*Written exercise*. Produce an exact copy of all the data below, dropping every image.

## BEGIN Records to use

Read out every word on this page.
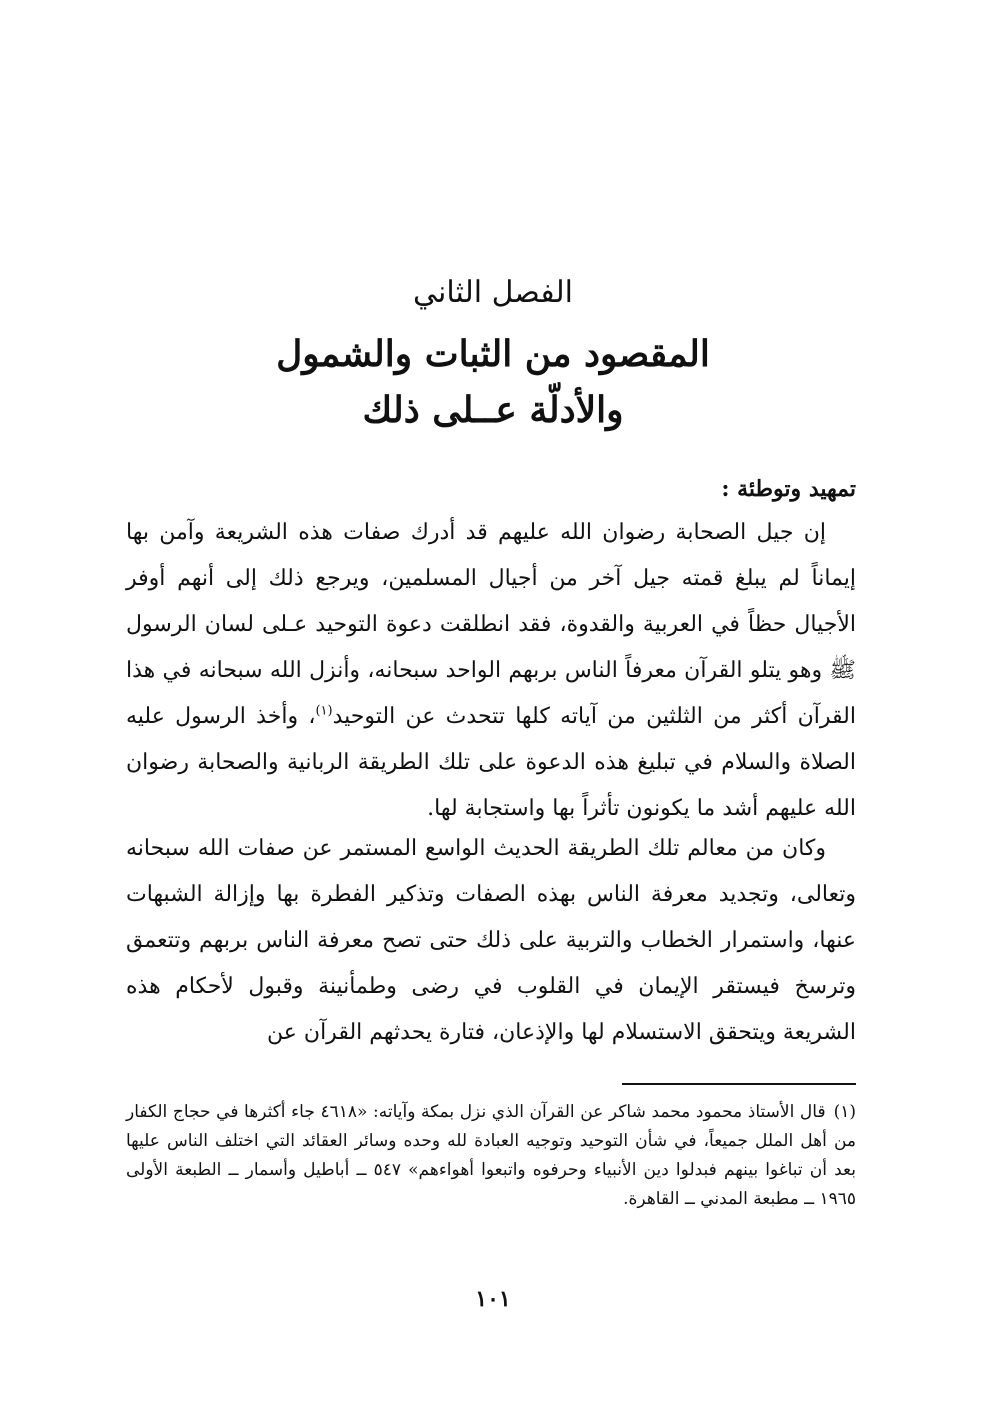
الفصل الثاني

المقصود من الثبات والشمول
والأدلّة عــلى ذلك
تمهيد وتوطئة :

إن جيل الصحابة رضوان الله عليهم قد أدرك صفات هذه الشريعة وآمن بها إيماناً لم يبلغ قمته جيل آخر من أجيال المسلمين، ويرجع ذلك إلى أنهم أوفر الأجيال حظاً في العربية والقدوة، فقد انطلقت دعوة التوحيد عـلى لسان الرسول ﷺ وهو يتلو القرآن معرفاً الناس بربهم الواحد سبحانه، وأنزل الله سبحانه في هذا القرآن أكثر من الثلثين من آياته كلها تتحدث عن التوحيد$^{(١)}$، وأخذ الرسول عليه الصلاة والسلام في تبليغ هذه الدعوة على تلك الطريقة الربانية والصحابة رضوان الله عليهم أشد ما يكونون تأثراً بها واستجابة لها.

وكان من معالم تلك الطريقة الحديث الواسع المستمر عن صفات الله سبحانه وتعالى، وتجديد معرفة الناس بهذه الصفات وتذكير الفطرة بها وإزالة الشبهات عنها، واستمرار الخطاب والتربية على ذلك حتى تصح معرفة الناس بربهم وتتعمق وترسخ فيستقر الإيمان في القلوب في رضى وطمأنينة وقبول لأحكام هذه الشريعة ويتحقق الاستسلام لها والإذعان، فتارة يحدثهم القرآن عن

(١)قال الأستاذ محمود محمد شاكر عن القرآن الذي نزل بمكة وآياته: «٤٦١٨ جاء أكثرها في حجاج الكفار من أهل الملل جميعاً، في شأن التوحيد وتوجيه العبادة لله وحده وسائر العقائد التي اختلف الناس عليها بعد أن تباغوا بينهم فبدلوا دين الأنبياء وحرفوه واتبعوا أهواءهم» ٥٤٧ ــ أباطيل وأسمار ــ الطبعة الأولى ١٩٦٥ ــ مطبعة المدني ــ القاهرة.

١٠١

## END Records to use

*Reply*.
Read out every word on this page.
الفصل الثاني

المقصود من الثبات والشمول
والأدلّة عــلى ذلك
تمهيد وتوطئة :

إن جيل الصحابة رضوان الله عليهم قد أدرك صفات هذه الشريعة وآمن بها إيماناً لم يبلغ قمته جيل آخر من أجيال المسلمين، ويرجع ذلك إلى أنهم أوفر الأجيال حظاً في العربية والقدوة، فقد انطلقت دعوة التوحيد عـلى لسان الرسول ﷺ وهو يتلو القرآن معرفاً الناس بربهم الواحد سبحانه، وأنزل الله سبحانه في هذا القرآن أكثر من الثلثين من آياته كلها تتحدث عن التوحيد$^{(١)}$، وأخذ الرسول عليه الصلاة والسلام في تبليغ هذه الدعوة على تلك الطريقة الربانية والصحابة رضوان الله عليهم أشد ما يكونون تأثراً بها واستجابة لها.

وكان من معالم تلك الطريقة الحديث الواسع المستمر عن صفات الله سبحانه وتعالى، وتجديد معرفة الناس بهذه الصفات وتذكير الفطرة بها وإزالة الشبهات عنها، واستمرار الخطاب والتربية على ذلك حتى تصح معرفة الناس بربهم وتتعمق وترسخ فيستقر الإيمان في القلوب في رضى وطمأنينة وقبول لأحكام هذه الشريعة ويتحقق الاستسلام لها والإذعان، فتارة يحدثهم القرآن عن

(١)قال الأستاذ محمود محمد شاكر عن القرآن الذي نزل بمكة وآياته: «٤٦١٨ جاء أكثرها في حجاج الكفار من أهل الملل جميعاً، في شأن التوحيد وتوجيه العبادة لله وحده وسائر العقائد التي اختلف الناس عليها بعد أن تباغوا بينهم فبدلوا دين الأنبياء وحرفوه واتبعوا أهواءهم» ٥٤٧ ــ أباطيل وأسمار ــ الطبعة الأولى ١٩٦٥ ــ مطبعة المدني ــ القاهرة.

١٠١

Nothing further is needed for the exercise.